(Records from a collection)

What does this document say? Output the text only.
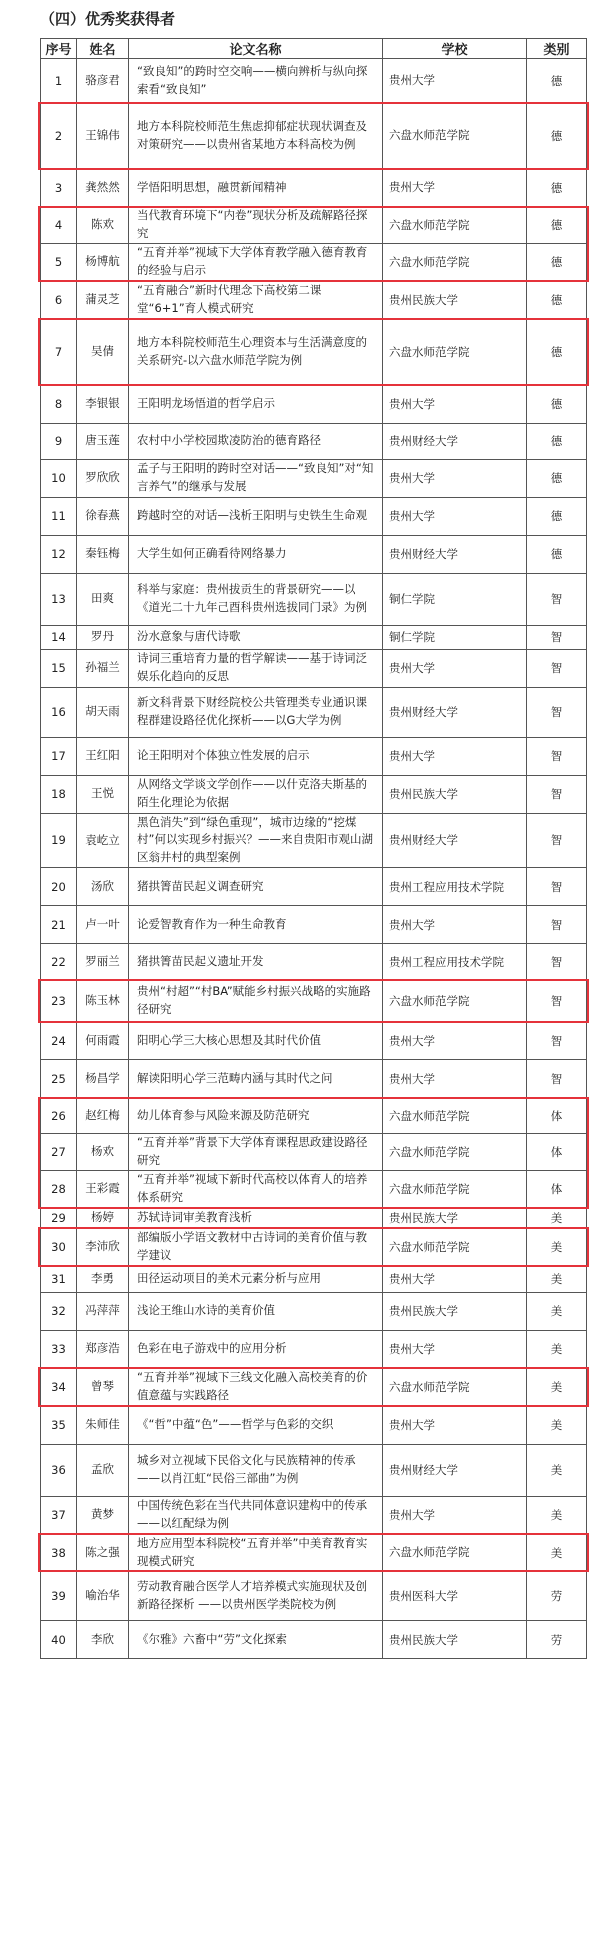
（四）优秀奖获得者
序号	姓名	论文名称	学校	类别
1	骆彦君	“致良知”的跨时空交响——横向辨析与纵向探索看“致良知”	贵州大学	德
2	王锦伟	地方本科院校师范生焦虑抑郁症状现状调查及对策研究——以贵州省某地方本科高校为例	六盘水师范学院	德
3	龚然然	学悟阳明思想，融贯新闻精神	贵州大学	德
4	陈欢	当代教育环境下“内卷”现状分析及疏解路径探究	六盘水师范学院	德
5	杨博航	“五育并举”视域下大学体育教学融入德育教育的经验与启示	六盘水师范学院	德
6	蒲灵芝	“五育融合”新时代理念下高校第二课堂“6+1”育人模式研究	贵州民族大学	德
7	吴倩	地方本科院校师范生心理资本与生活满意度的关系研究-以六盘水师范学院为例	六盘水师范学院	德
8	李银银	王阳明龙场悟道的哲学启示	贵州大学	德
9	唐玉莲	农村中小学校园欺凌防治的德育路径	贵州财经大学	德
10	罗欣欣	孟子与王阳明的跨时空对话——“致良知”对“知言养气”的继承与发展	贵州大学	德
11	徐春燕	跨越时空的对话—浅析王阳明与史铁生生命观	贵州大学	德
12	秦钰梅	大学生如何正确看待网络暴力	贵州财经大学	德
13	田爽	科举与家庭：贵州拔贡生的背景研究——以《道光二十九年己酉科贵州选拔同门录》为例	铜仁学院	智
14	罗丹	汾水意象与唐代诗歌	铜仁学院	智
15	孙福兰	诗词三重培育力量的哲学解读——基于诗词泛娱乐化趋向的反思	贵州大学	智
16	胡天雨	新文科背景下财经院校公共管理类专业通识课程群建设路径优化探析——以G大学为例	贵州财经大学	智
17	王红阳	论王阳明对个体独立性发展的启示	贵州大学	智
18	王悦	从网络文学谈文学创作——以什克洛夫斯基的陌生化理论为依据	贵州民族大学	智
19	袁屹立	黑色消失”到“绿色重现”，城市边缘的“挖煤村”何以实现乡村振兴？——来自贵阳市观山湖区翁井村的典型案例	贵州财经大学	智
20	汤欣	猪拱箐苗民起义调查研究	贵州工程应用技术学院	智
21	卢一叶	论爱智教育作为一种生命教育	贵州大学	智
22	罗丽兰	猪拱箐苗民起义遗址开发	贵州工程应用技术学院	智
23	陈玉林	贵州“村超”“村BA”赋能乡村振兴战略的实施路径研究	六盘水师范学院	智
24	何雨霞	阳明心学三大核心思想及其时代价值	贵州大学	智
25	杨昌学	解读阳明心学三范畴内涵与其时代之问	贵州大学	智
26	赵红梅	幼儿体育参与风险来源及防范研究	六盘水师范学院	体
27	杨欢	“五育并举”背景下大学体育课程思政建设路径研究	六盘水师范学院	体
28	王彩霞	“五育并举”视域下新时代高校以体育人的培养体系研究	六盘水师范学院	体
29	杨婷	苏轼诗词审美教育浅析	贵州民族大学	美
30	李沛欣	部编版小学语文教材中古诗词的美育价值与教学建议	六盘水师范学院	美
31	李勇	田径运动项目的美术元素分析与应用	贵州大学	美
32	冯萍萍	浅论王维山水诗的美育价值	贵州民族大学	美
33	郑彦浩	色彩在电子游戏中的应用分析	贵州大学	美
34	曾琴	“五育并举”视域下三线文化融入高校美育的价值意蕴与实践路径	六盘水师范学院	美
35	朱师佳	《“哲”中蕴“色”——哲学与色彩的交织	贵州大学	美
36	孟欣	城乡对立视域下民俗文化与民族精神的传承——以肖江虹“民俗三部曲”为例	贵州财经大学	美
37	黄梦	中国传统色彩在当代共同体意识建构中的传承——以红配绿为例	贵州大学	美
38	陈之强	地方应用型本科院校“五育并举”中美育教育实现模式研究	六盘水师范学院	美
39	喻治华	劳动教育融合医学人才培养模式实施现状及创新路径探析 ——以贵州医学类院校为例	贵州医科大学	劳
40	李欣	《尔雅》六畜中“劳”文化探索	贵州民族大学	劳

■ Written request: Determine the number of lines in these entries that contain the word "贵州财经大学", and write only that number.

■ Final result: 5